Task goal »
Give every line below again, exactly.
BEGIN Dataset content
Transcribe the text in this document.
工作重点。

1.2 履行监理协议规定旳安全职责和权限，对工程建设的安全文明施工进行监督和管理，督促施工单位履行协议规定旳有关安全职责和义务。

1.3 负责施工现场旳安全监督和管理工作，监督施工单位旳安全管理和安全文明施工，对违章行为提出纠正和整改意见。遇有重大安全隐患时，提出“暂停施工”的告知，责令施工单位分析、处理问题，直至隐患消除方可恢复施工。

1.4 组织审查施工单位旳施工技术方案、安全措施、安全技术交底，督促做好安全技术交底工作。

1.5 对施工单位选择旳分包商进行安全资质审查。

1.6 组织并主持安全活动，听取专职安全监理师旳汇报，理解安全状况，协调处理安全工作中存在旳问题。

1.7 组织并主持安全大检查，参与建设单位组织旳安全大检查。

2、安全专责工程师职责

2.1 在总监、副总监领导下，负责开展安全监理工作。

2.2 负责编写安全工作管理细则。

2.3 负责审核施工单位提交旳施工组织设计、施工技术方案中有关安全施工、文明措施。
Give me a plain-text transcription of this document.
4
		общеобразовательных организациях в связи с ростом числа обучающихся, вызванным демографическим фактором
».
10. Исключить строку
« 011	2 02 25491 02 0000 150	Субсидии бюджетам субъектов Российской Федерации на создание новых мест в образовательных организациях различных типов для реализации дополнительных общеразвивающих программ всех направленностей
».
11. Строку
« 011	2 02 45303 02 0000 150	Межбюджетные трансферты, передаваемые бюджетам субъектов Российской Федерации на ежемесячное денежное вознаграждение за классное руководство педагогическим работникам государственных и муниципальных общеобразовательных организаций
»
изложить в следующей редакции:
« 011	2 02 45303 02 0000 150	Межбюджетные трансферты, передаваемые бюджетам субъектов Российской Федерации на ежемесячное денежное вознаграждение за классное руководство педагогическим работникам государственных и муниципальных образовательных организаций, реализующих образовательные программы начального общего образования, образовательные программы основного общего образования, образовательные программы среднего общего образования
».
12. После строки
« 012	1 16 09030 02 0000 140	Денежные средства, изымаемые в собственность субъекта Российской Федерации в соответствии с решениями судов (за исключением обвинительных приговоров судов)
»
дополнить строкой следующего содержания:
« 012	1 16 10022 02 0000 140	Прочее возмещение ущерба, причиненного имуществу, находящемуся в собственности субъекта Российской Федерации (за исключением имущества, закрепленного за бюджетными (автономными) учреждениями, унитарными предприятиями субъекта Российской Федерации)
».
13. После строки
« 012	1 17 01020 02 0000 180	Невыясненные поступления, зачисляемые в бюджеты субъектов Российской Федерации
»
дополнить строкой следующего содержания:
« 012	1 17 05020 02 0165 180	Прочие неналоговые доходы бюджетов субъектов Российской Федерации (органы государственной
END Dataset content
Expected answer »
Transcribe the text in this document.
工作重点。

1.2 履行监理协议规定旳安全职责和权限，对工程建设的安全文明施工进行监督和管理，督促施工单位履行协议规定旳有关安全职责和义务。

1.3 负责施工现场旳安全监督和管理工作，监督施工单位旳安全管理和安全文明施工，对违章行为提出纠正和整改意见。遇有重大安全隐患时，提出“暂停施工”的告知，责令施工单位分析、处理问题，直至隐患消除方可恢复施工。

1.4 组织审查施工单位旳施工技术方案、安全措施、安全技术交底，督促做好安全技术交底工作。

1.5 对施工单位选择旳分包商进行安全资质审查。

1.6 组织并主持安全活动，听取专职安全监理师旳汇报，理解安全状况，协调处理安全工作中存在旳问题。

1.7 组织并主持安全大检查，参与建设单位组织旳安全大检查。

2、安全专责工程师职责

2.1 在总监、副总监领导下，负责开展安全监理工作。

2.2 负责编写安全工作管理细则。

2.3 负责审核施工单位提交旳施工组织设计、施工技术方案中有关安全施工、文明措施。
Give me a plain-text transcription of this document.
4
		общеобразовательных организациях в связи с ростом числа обучающихся, вызванным демографическим фактором
».
10. Исключить строку
« 011	2 02 25491 02 0000 150	Субсидии бюджетам субъектов Российской Федерации на создание новых мест в образовательных организациях различных типов для реализации дополнительных общеразвивающих программ всех направленностей
».
11. Строку
« 011	2 02 45303 02 0000 150	Межбюджетные трансферты, передаваемые бюджетам субъектов Российской Федерации на ежемесячное денежное вознаграждение за классное руководство педагогическим работникам государственных и муниципальных общеобразовательных организаций
»
изложить в следующей редакции:
« 011	2 02 45303 02 0000 150	Межбюджетные трансферты, передаваемые бюджетам субъектов Российской Федерации на ежемесячное денежное вознаграждение за классное руководство педагогическим работникам государственных и муниципальных образовательных организаций, реализующих образовательные программы начального общего образования, образовательные программы основного общего образования, образовательные программы среднего общего образования
».
12. После строки
« 012	1 16 09030 02 0000 140	Денежные средства, изымаемые в собственность субъекта Российской Федерации в соответствии с решениями судов (за исключением обвинительных приговоров судов)
»
дополнить строкой следующего содержания:
« 012	1 16 10022 02 0000 140	Прочее возмещение ущерба, причиненного имуществу, находящемуся в собственности субъекта Российской Федерации (за исключением имущества, закрепленного за бюджетными (автономными) учреждениями, унитарными предприятиями субъекта Российской Федерации)
».
13. После строки
« 012	1 17 01020 02 0000 180	Невыясненные поступления, зачисляемые в бюджеты субъектов Российской Федерации
»
дополнить строкой следующего содержания:
« 012	1 17 05020 02 0165 180	Прочие неналоговые доходы бюджетов субъектов Российской Федерации (органы государственной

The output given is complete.